• **Stated problem**:
All lines featuring the string "Övrigt" are to be listed.

• **Material for this exercise**:
· · ·

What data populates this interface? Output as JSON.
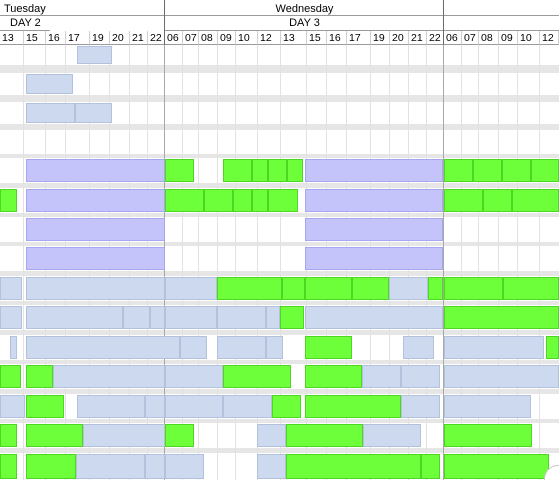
{
  "header": {
    "days": [
      {
        "name": "Tuesday",
        "label": "DAY 2"
      },
      {
        "name": "Wednesday",
        "label": "DAY 3"
      },
      {
        "name": "",
        "label": ""
      }
    ],
    "hours": [
      "13",
      "15",
      "16",
      "17",
      "19",
      "20",
      "21",
      "22",
      "06",
      "07",
      "08",
      "09",
      "10",
      "12",
      "13",
      "15",
      "16",
      "17",
      "19",
      "20",
      "21",
      "22",
      "06",
      "07",
      "08",
      "09",
      "10",
      "12"
    ]
  },
  "colors": {
    "green": "#6cff3a",
    "purple": "#c4c4fb",
    "blue": "#cdd9ee"
  }
}
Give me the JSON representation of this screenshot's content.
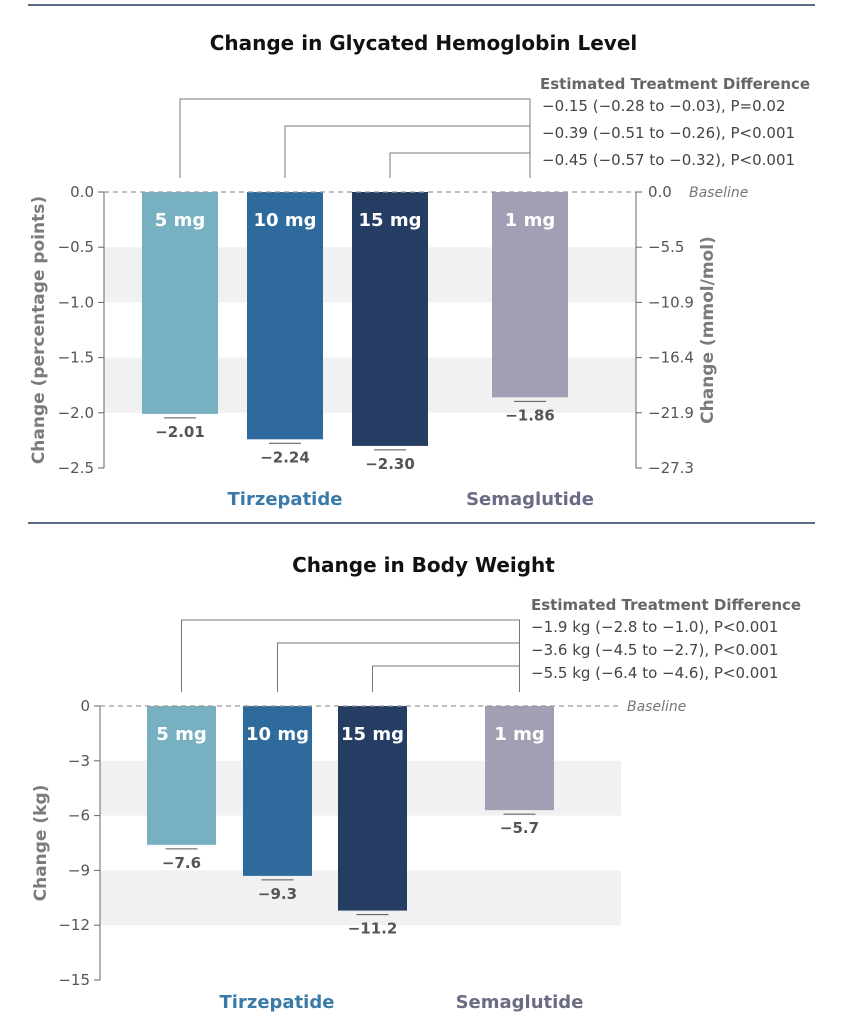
{
  "charts": [
    {
      "title": "Change in Glycated Hemoglobin Level",
      "etd_heading": "Estimated Treatment Difference",
      "etd_rows": [
        "−0.15 (−0.28 to −0.03), P=0.02",
        "−0.39 (−0.51 to −0.26), P<0.001",
        "−0.45 (−0.57 to −0.32), P<0.001"
      ],
      "baseline_label": "Baseline",
      "ylabel": "Change (percentage points)",
      "y2label": "Change (mmol/mol)",
      "yticks": [
        "0.0",
        "−0.5",
        "−1.0",
        "−1.5",
        "−2.0",
        "−2.5"
      ],
      "y2ticks": [
        "0.0",
        "−5.5",
        "−10.9",
        "−16.4",
        "−21.9",
        "−27.3"
      ],
      "bar_labels": [
        "5 mg",
        "10 mg",
        "15 mg",
        "1 mg"
      ],
      "value_labels": [
        "−2.01",
        "−2.24",
        "−2.30",
        "−1.86"
      ],
      "group_labels": [
        "Tirzepatide",
        "Semaglutide"
      ]
    },
    {
      "title": "Change in Body Weight",
      "etd_heading": "Estimated Treatment Difference",
      "etd_rows": [
        "−1.9 kg (−2.8 to −1.0), P<0.001",
        "−3.6 kg (−4.5 to −2.7), P<0.001",
        "−5.5 kg (−6.4 to −4.6), P<0.001"
      ],
      "baseline_label": "Baseline",
      "ylabel": "Change (kg)",
      "yticks": [
        "0",
        "−3",
        "−6",
        "−9",
        "−12",
        "−15"
      ],
      "bar_labels": [
        "5 mg",
        "10 mg",
        "15 mg",
        "1 mg"
      ],
      "value_labels": [
        "−7.6",
        "−9.3",
        "−11.2",
        "−5.7"
      ],
      "group_labels": [
        "Tirzepatide",
        "Semaglutide"
      ]
    }
  ],
  "colors": {
    "tirz_5mg": "#77b1c1",
    "tirz_10mg": "#2e6b9c",
    "tirz_15mg": "#253c63",
    "sema_1mg": "#a29fb4",
    "tirzepatide_text": "#3a7aa8",
    "semaglutide_text": "#6b6b85",
    "band": "#f1f1f1"
  },
  "chart_data": [
    {
      "type": "bar",
      "title": "Change in Glycated Hemoglobin Level",
      "categories": [
        "5 mg",
        "10 mg",
        "15 mg",
        "1 mg"
      ],
      "groups": [
        "Tirzepatide",
        "Tirzepatide",
        "Tirzepatide",
        "Semaglutide"
      ],
      "values": [
        -2.01,
        -2.24,
        -2.3,
        -1.86
      ],
      "ylabel": "Change (percentage points)",
      "y2label": "Change (mmol/mol)",
      "ylim": [
        -2.5,
        0
      ],
      "y2lim": [
        -27.3,
        0
      ],
      "grid": "alternating bands"
    },
    {
      "type": "bar",
      "title": "Change in Body Weight",
      "categories": [
        "5 mg",
        "10 mg",
        "15 mg",
        "1 mg"
      ],
      "groups": [
        "Tirzepatide",
        "Tirzepatide",
        "Tirzepatide",
        "Semaglutide"
      ],
      "values": [
        -7.6,
        -9.3,
        -11.2,
        -5.7
      ],
      "ylabel": "Change (kg)",
      "ylim": [
        -15,
        0
      ],
      "grid": "alternating bands"
    }
  ]
}
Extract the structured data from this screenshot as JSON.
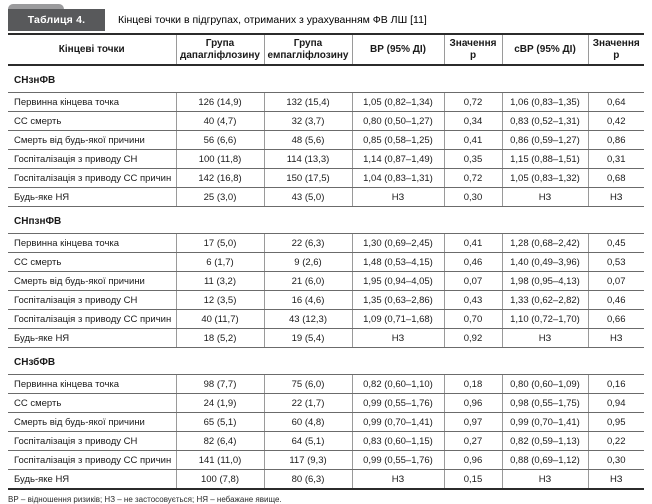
{
  "header": {
    "table_label": "Таблиця 4.",
    "title": "Кінцеві точки в підгрупах, отриманих з урахуванням ФВ ЛШ [11]"
  },
  "colors": {
    "label_box": "#58595b",
    "label_tab": "#9b9b9d",
    "border_strong": "#2b2b2b",
    "border_light": "#9a9a9a"
  },
  "chart_data": {
    "type": "table",
    "title": "Кінцеві точки в підгрупах, отриманих з урахуванням ФВ ЛШ [11]",
    "columns": [
      "Кінцеві точки",
      "Група дапагліфлозину",
      "Група емпагліфлозину",
      "ВР (95% ДІ)",
      "Значення р",
      "сВР (95% ДІ)",
      "Значення р"
    ],
    "sections": [
      {
        "name": "СНзнФВ",
        "rows": [
          [
            "Первинна кінцева точка",
            "126 (14,9)",
            "132 (15,4)",
            "1,05 (0,82–1,34)",
            "0,72",
            "1,06 (0,83–1,35)",
            "0,64"
          ],
          [
            "СС смерть",
            "40 (4,7)",
            "32 (3,7)",
            "0,80 (0,50–1,27)",
            "0,34",
            "0,83 (0,52–1,31)",
            "0,42"
          ],
          [
            "Смерть від будь-якої причини",
            "56 (6,6)",
            "48 (5,6)",
            "0,85 (0,58–1,25)",
            "0,41",
            "0,86 (0,59–1,27)",
            "0,86"
          ],
          [
            "Госпіталізація з приводу СН",
            "100 (11,8)",
            "114 (13,3)",
            "1,14 (0,87–1,49)",
            "0,35",
            "1,15 (0,88–1,51)",
            "0,31"
          ],
          [
            "Госпіталізація з приводу СС причин",
            "142 (16,8)",
            "150 (17,5)",
            "1,04 (0,83–1,31)",
            "0,72",
            "1,05 (0,83–1,32)",
            "0,68"
          ],
          [
            "Будь-яке НЯ",
            "25 (3,0)",
            "43 (5,0)",
            "НЗ",
            "0,30",
            "НЗ",
            "НЗ"
          ]
        ]
      },
      {
        "name": "СНпзнФВ",
        "rows": [
          [
            "Первинна кінцева точка",
            "17 (5,0)",
            "22 (6,3)",
            "1,30 (0,69–2,45)",
            "0,41",
            "1,28 (0,68–2,42)",
            "0,45"
          ],
          [
            "СС смерть",
            "6 (1,7)",
            "9 (2,6)",
            "1,48 (0,53–4,15)",
            "0,46",
            "1,40 (0,49–3,96)",
            "0,53"
          ],
          [
            "Смерть від будь-якої причини",
            "11 (3,2)",
            "21 (6,0)",
            "1,95 (0,94–4,05)",
            "0,07",
            "1,98 (0,95–4,13)",
            "0,07"
          ],
          [
            "Госпіталізація з приводу СН",
            "12 (3,5)",
            "16 (4,6)",
            "1,35 (0,63–2,86)",
            "0,43",
            "1,33 (0,62–2,82)",
            "0,46"
          ],
          [
            "Госпіталізація з приводу СС причин",
            "40 (11,7)",
            "43 (12,3)",
            "1,09 (0,71–1,68)",
            "0,70",
            "1,10 (0,72–1,70)",
            "0,66"
          ],
          [
            "Будь-яке НЯ",
            "18 (5,2)",
            "19 (5,4)",
            "НЗ",
            "0,92",
            "НЗ",
            "НЗ"
          ]
        ]
      },
      {
        "name": "СНзбФВ",
        "rows": [
          [
            "Первинна кінцева точка",
            "98 (7,7)",
            "75 (6,0)",
            "0,82 (0,60–1,10)",
            "0,18",
            "0,80 (0,60–1,09)",
            "0,16"
          ],
          [
            "СС смерть",
            "24 (1,9)",
            "22 (1,7)",
            "0,99 (0,55–1,76)",
            "0,96",
            "0,98 (0,55–1,75)",
            "0,94"
          ],
          [
            "Смерть від будь-якої причини",
            "65 (5,1)",
            "60 (4,8)",
            "0,99 (0,70–1,41)",
            "0,97",
            "0,99 (0,70–1,41)",
            "0,95"
          ],
          [
            "Госпіталізація з приводу СН",
            "82 (6,4)",
            "64 (5,1)",
            "0,83 (0,60–1,15)",
            "0,27",
            "0,82 (0,59–1,13)",
            "0,22"
          ],
          [
            "Госпіталізація з приводу СС причин",
            "141 (11,0)",
            "117 (9,3)",
            "0,99 (0,55–1,76)",
            "0,96",
            "0,88 (0,69–1,12)",
            "0,30"
          ],
          [
            "Будь-яке НЯ",
            "100 (7,8)",
            "80 (6,3)",
            "НЗ",
            "0,15",
            "НЗ",
            "НЗ"
          ]
        ]
      }
    ]
  },
  "footnote": "ВР – відношення ризиків; НЗ – не застосовується; НЯ – небажане явище."
}
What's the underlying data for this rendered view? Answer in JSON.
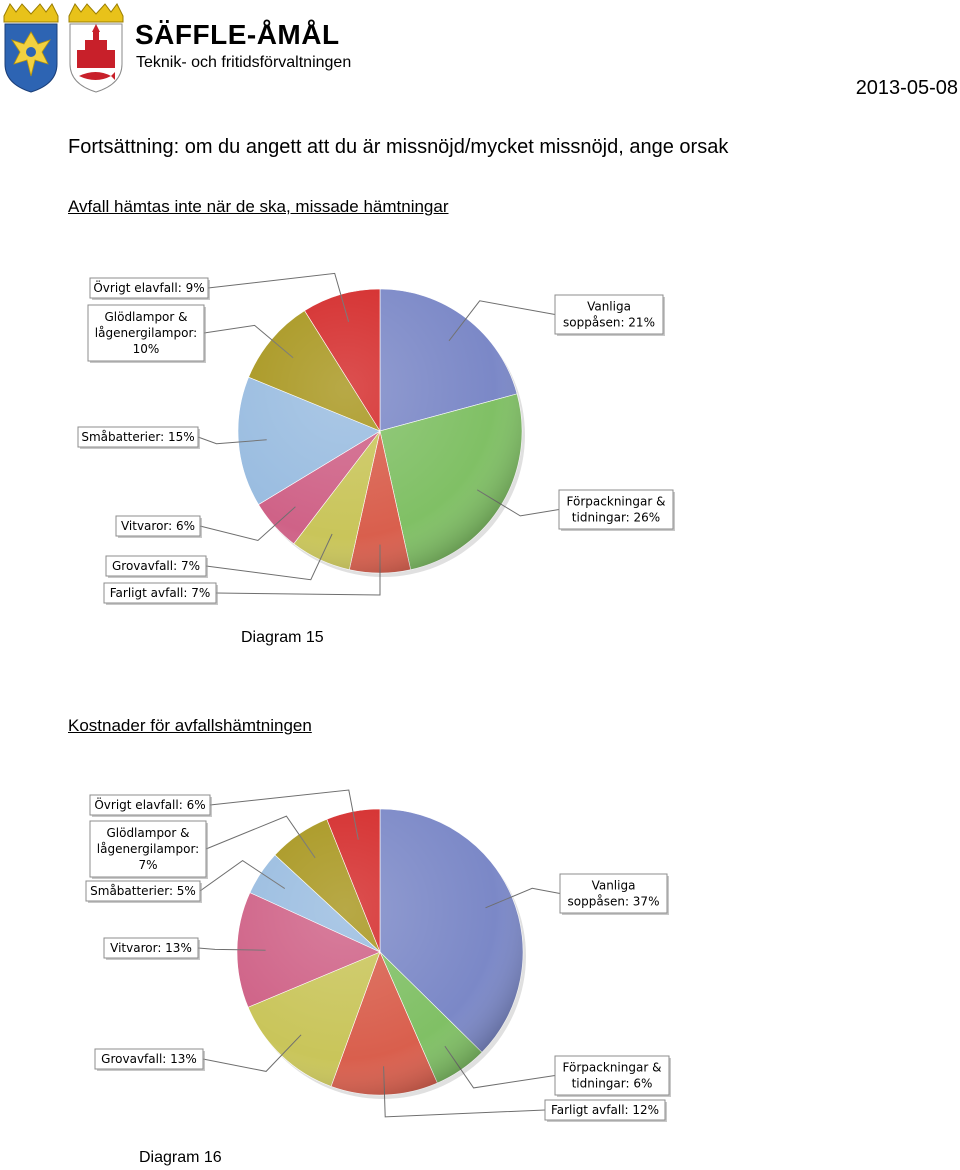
{
  "header": {
    "org_name": "SÄFFLE-ÅMÅL",
    "org_subtitle": "Teknik- och fritidsförvaltningen",
    "date": "2013-05-08"
  },
  "page": {
    "heading": "Fortsättning: om du angett att du är missnöjd/mycket missnöjd, ange orsak"
  },
  "colors": {
    "blue": "#7b88c7",
    "green": "#80c065",
    "orange": "#d95f4d",
    "yellow": "#c9c55a",
    "pink": "#cf6287",
    "lightblue": "#99bce0",
    "olive": "#a8961e",
    "red": "#d42a2a"
  },
  "chart_data": [
    {
      "type": "pie",
      "title": "Avfall hämtas inte när de ska, missade hämtningar",
      "caption": "Diagram 15",
      "slices": [
        {
          "label": "Vanliga soppåsen",
          "value": 21,
          "color": "#7b88c7",
          "text": [
            "Vanliga",
            "soppåsen: 21%"
          ]
        },
        {
          "label": "Förpackningar & tidningar",
          "value": 26,
          "color": "#80c065",
          "text": [
            "Förpackningar &",
            "tidningar: 26%"
          ]
        },
        {
          "label": "Farligt avfall",
          "value": 7,
          "color": "#d95f4d",
          "text": [
            "Farligt avfall: 7%"
          ]
        },
        {
          "label": "Grovavfall",
          "value": 7,
          "color": "#c9c55a",
          "text": [
            "Grovavfall: 7%"
          ]
        },
        {
          "label": "Vitvaror",
          "value": 6,
          "color": "#cf6287",
          "text": [
            "Vitvaror: 6%"
          ]
        },
        {
          "label": "Småbatterier",
          "value": 15,
          "color": "#99bce0",
          "text": [
            "Småbatterier: 15%"
          ]
        },
        {
          "label": "Glödlampor & lågenergilampor",
          "value": 10,
          "color": "#a8961e",
          "text": [
            "Glödlampor &",
            "lågenergilampor:",
            "10%"
          ]
        },
        {
          "label": "Övrigt elavfall",
          "value": 9,
          "color": "#d42a2a",
          "text": [
            "Övrigt elavfall: 9%"
          ]
        }
      ]
    },
    {
      "type": "pie",
      "title": "Kostnader för avfallshämtningen",
      "caption": "Diagram 16",
      "slices": [
        {
          "label": "Vanliga soppåsen",
          "value": 37,
          "color": "#7b88c7",
          "text": [
            "Vanliga",
            "soppåsen: 37%"
          ]
        },
        {
          "label": "Förpackningar & tidningar",
          "value": 6,
          "color": "#80c065",
          "text": [
            "Förpackningar &",
            "tidningar: 6%"
          ]
        },
        {
          "label": "Farligt avfall",
          "value": 12,
          "color": "#d95f4d",
          "text": [
            "Farligt avfall: 12%"
          ]
        },
        {
          "label": "Grovavfall",
          "value": 13,
          "color": "#c9c55a",
          "text": [
            "Grovavfall: 13%"
          ]
        },
        {
          "label": "Vitvaror",
          "value": 13,
          "color": "#cf6287",
          "text": [
            "Vitvaror: 13%"
          ]
        },
        {
          "label": "Småbatterier",
          "value": 5,
          "color": "#99bce0",
          "text": [
            "Småbatterier: 5%"
          ]
        },
        {
          "label": "Glödlampor & lågenergilampor",
          "value": 7,
          "color": "#a8961e",
          "text": [
            "Glödlampor &",
            "lågenergilampor:",
            "7%"
          ]
        },
        {
          "label": "Övrigt elavfall",
          "value": 6,
          "color": "#d42a2a",
          "text": [
            "Övrigt elavfall: 6%"
          ]
        }
      ]
    }
  ]
}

· · ·

• **Answer for the task**:
          "label": "Övrigt elavfall",
            "Övrigt elavfall: 9%"
          "label": "Övrigt elavfall",
            "Övrigt elavfall: 6%"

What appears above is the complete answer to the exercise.